> EXERCISE
Print the listing below exactly.

> Dataset items
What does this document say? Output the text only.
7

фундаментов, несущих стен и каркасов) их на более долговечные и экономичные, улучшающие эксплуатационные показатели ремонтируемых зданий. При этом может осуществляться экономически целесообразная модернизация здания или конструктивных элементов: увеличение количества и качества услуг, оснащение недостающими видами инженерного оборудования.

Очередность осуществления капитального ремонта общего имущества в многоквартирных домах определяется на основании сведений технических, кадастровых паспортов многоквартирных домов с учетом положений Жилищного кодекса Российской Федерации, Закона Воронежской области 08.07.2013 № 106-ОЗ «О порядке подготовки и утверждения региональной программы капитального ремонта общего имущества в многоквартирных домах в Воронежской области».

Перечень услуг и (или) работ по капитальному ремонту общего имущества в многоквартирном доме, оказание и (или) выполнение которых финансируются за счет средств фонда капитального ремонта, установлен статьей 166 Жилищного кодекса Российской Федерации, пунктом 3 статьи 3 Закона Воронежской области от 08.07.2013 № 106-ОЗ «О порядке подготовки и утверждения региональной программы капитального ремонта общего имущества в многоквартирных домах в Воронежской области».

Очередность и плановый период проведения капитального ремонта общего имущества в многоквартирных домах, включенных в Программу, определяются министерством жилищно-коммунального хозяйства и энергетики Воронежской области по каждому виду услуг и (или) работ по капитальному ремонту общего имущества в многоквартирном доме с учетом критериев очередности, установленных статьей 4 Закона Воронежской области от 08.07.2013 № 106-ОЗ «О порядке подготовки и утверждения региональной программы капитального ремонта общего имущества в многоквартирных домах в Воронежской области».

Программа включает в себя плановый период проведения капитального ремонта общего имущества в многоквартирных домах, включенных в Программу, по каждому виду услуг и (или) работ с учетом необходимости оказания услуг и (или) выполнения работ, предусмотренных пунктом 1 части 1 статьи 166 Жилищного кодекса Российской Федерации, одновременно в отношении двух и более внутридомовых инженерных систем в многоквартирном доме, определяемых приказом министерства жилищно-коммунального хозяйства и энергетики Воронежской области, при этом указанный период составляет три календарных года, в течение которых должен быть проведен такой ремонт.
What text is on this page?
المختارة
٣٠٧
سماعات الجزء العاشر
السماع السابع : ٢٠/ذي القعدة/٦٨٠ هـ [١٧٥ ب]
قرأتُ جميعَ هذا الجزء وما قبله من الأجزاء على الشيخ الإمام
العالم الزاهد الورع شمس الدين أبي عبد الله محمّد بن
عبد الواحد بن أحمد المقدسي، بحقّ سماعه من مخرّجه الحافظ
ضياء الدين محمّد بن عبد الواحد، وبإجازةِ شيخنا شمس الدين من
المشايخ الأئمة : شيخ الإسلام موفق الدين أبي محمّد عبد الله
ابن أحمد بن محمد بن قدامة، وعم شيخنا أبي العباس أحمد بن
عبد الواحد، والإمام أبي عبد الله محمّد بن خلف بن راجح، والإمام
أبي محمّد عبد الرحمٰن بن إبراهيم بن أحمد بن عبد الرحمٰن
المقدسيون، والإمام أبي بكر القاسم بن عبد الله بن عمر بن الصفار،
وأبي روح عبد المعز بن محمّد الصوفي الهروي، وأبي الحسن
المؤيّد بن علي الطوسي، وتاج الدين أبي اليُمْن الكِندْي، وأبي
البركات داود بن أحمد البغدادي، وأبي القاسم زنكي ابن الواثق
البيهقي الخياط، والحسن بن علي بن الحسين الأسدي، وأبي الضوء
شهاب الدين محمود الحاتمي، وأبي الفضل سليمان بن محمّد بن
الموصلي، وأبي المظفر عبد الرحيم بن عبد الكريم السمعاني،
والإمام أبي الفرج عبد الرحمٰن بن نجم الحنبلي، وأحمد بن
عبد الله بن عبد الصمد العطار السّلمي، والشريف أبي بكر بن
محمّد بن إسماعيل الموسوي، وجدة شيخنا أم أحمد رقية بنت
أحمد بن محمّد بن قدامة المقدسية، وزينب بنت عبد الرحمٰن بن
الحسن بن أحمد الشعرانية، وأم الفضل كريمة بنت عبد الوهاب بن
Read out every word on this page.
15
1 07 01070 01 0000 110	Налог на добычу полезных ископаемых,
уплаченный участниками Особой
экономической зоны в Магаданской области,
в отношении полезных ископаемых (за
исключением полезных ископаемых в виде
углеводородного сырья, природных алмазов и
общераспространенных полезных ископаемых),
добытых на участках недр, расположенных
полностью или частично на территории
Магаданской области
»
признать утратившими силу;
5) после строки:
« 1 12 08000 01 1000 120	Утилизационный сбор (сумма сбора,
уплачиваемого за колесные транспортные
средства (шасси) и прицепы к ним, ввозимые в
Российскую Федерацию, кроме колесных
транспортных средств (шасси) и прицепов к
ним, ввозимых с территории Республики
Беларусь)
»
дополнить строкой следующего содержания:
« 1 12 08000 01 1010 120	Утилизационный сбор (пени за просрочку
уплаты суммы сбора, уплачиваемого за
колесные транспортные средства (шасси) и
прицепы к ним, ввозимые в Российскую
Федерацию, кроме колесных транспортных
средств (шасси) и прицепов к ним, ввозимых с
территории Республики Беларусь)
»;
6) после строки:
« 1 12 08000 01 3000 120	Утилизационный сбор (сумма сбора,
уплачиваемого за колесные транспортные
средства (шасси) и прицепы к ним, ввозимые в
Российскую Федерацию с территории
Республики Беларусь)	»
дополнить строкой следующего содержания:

> THE COMPLETED TASK
What does this document say? Output the text only.
7

фундаментов, несущих стен и каркасов) их на более долговечные и экономичные, улучшающие эксплуатационные показатели ремонтируемых зданий. При этом может осуществляться экономически целесообразная модернизация здания или конструктивных элементов: увеличение количества и качества услуг, оснащение недостающими видами инженерного оборудования.

Очередность осуществления капитального ремонта общего имущества в многоквартирных домах определяется на основании сведений технических, кадастровых паспортов многоквартирных домов с учетом положений Жилищного кодекса Российской Федерации, Закона Воронежской области 08.07.2013 № 106-ОЗ «О порядке подготовки и утверждения региональной программы капитального ремонта общего имущества в многоквартирных домах в Воронежской области».

Перечень услуг и (или) работ по капитальному ремонту общего имущества в многоквартирном доме, оказание и (или) выполнение которых финансируются за счет средств фонда капитального ремонта, установлен статьей 166 Жилищного кодекса Российской Федерации, пунктом 3 статьи 3 Закона Воронежской области от 08.07.2013 № 106-ОЗ «О порядке подготовки и утверждения региональной программы капитального ремонта общего имущества в многоквартирных домах в Воронежской области».

Очередность и плановый период проведения капитального ремонта общего имущества в многоквартирных домах, включенных в Программу, определяются министерством жилищно-коммунального хозяйства и энергетики Воронежской области по каждому виду услуг и (или) работ по капитальному ремонту общего имущества в многоквартирном доме с учетом критериев очередности, установленных статьей 4 Закона Воронежской области от 08.07.2013 № 106-ОЗ «О порядке подготовки и утверждения региональной программы капитального ремонта общего имущества в многоквартирных домах в Воронежской области».

Программа включает в себя плановый период проведения капитального ремонта общего имущества в многоквартирных домах, включенных в Программу, по каждому виду услуг и (или) работ с учетом необходимости оказания услуг и (или) выполнения работ, предусмотренных пунктом 1 части 1 статьи 166 Жилищного кодекса Российской Федерации, одновременно в отношении двух и более внутридомовых инженерных систем в многоквартирном доме, определяемых приказом министерства жилищно-коммунального хозяйства и энергетики Воронежской области, при этом указанный период составляет три календарных года, в течение которых должен быть проведен такой ремонт.
What text is on this page?
المختارة
٣٠٧
سماعات الجزء العاشر
السماع السابع : ٢٠/ذي القعدة/٦٨٠ هـ [١٧٥ ب]
قرأتُ جميعَ هذا الجزء وما قبله من الأجزاء على الشيخ الإمام
العالم الزاهد الورع شمس الدين أبي عبد الله محمّد بن
عبد الواحد بن أحمد المقدسي، بحقّ سماعه من مخرّجه الحافظ
ضياء الدين محمّد بن عبد الواحد، وبإجازةِ شيخنا شمس الدين من
المشايخ الأئمة : شيخ الإسلام موفق الدين أبي محمّد عبد الله
ابن أحمد بن محمد بن قدامة، وعم شيخنا أبي العباس أحمد بن
عبد الواحد، والإمام أبي عبد الله محمّد بن خلف بن راجح، والإمام
أبي محمّد عبد الرحمٰن بن إبراهيم بن أحمد بن عبد الرحمٰن
المقدسيون، والإمام أبي بكر القاسم بن عبد الله بن عمر بن الصفار،
وأبي روح عبد المعز بن محمّد الصوفي الهروي، وأبي الحسن
المؤيّد بن علي الطوسي، وتاج الدين أبي اليُمْن الكِندْي، وأبي
البركات داود بن أحمد البغدادي، وأبي القاسم زنكي ابن الواثق
البيهقي الخياط، والحسن بن علي بن الحسين الأسدي، وأبي الضوء
شهاب الدين محمود الحاتمي، وأبي الفضل سليمان بن محمّد بن
الموصلي، وأبي المظفر عبد الرحيم بن عبد الكريم السمعاني،
والإمام أبي الفرج عبد الرحمٰن بن نجم الحنبلي، وأحمد بن
عبد الله بن عبد الصمد العطار السّلمي، والشريف أبي بكر بن
محمّد بن إسماعيل الموسوي، وجدة شيخنا أم أحمد رقية بنت
أحمد بن محمّد بن قدامة المقدسية، وزينب بنت عبد الرحمٰن بن
الحسن بن أحمد الشعرانية، وأم الفضل كريمة بنت عبد الوهاب بن
Read out every word on this page.
15
1 07 01070 01 0000 110	Налог на добычу полезных ископаемых,
уплаченный участниками Особой
экономической зоны в Магаданской области,
в отношении полезных ископаемых (за
исключением полезных ископаемых в виде
углеводородного сырья, природных алмазов и
общераспространенных полезных ископаемых),
добытых на участках недр, расположенных
полностью или частично на территории
Магаданской области
»
признать утратившими силу;
5) после строки:
« 1 12 08000 01 1000 120	Утилизационный сбор (сумма сбора,
уплачиваемого за колесные транспортные
средства (шасси) и прицепы к ним, ввозимые в
Российскую Федерацию, кроме колесных
транспортных средств (шасси) и прицепов к
ним, ввозимых с территории Республики
Беларусь)
»
дополнить строкой следующего содержания:
« 1 12 08000 01 1010 120	Утилизационный сбор (пени за просрочку
уплаты суммы сбора, уплачиваемого за
колесные транспортные средства (шасси) и
прицепы к ним, ввозимые в Российскую
Федерацию, кроме колесных транспортных
средств (шасси) и прицепов к ним, ввозимых с
территории Республики Беларусь)
»;
6) после строки:
« 1 12 08000 01 3000 120	Утилизационный сбор (сумма сбора,
уплачиваемого за колесные транспортные
средства (шасси) и прицепы к ним, ввозимые в
Российскую Федерацию с территории
Республики Беларусь)	»
дополнить строкой следующего содержания:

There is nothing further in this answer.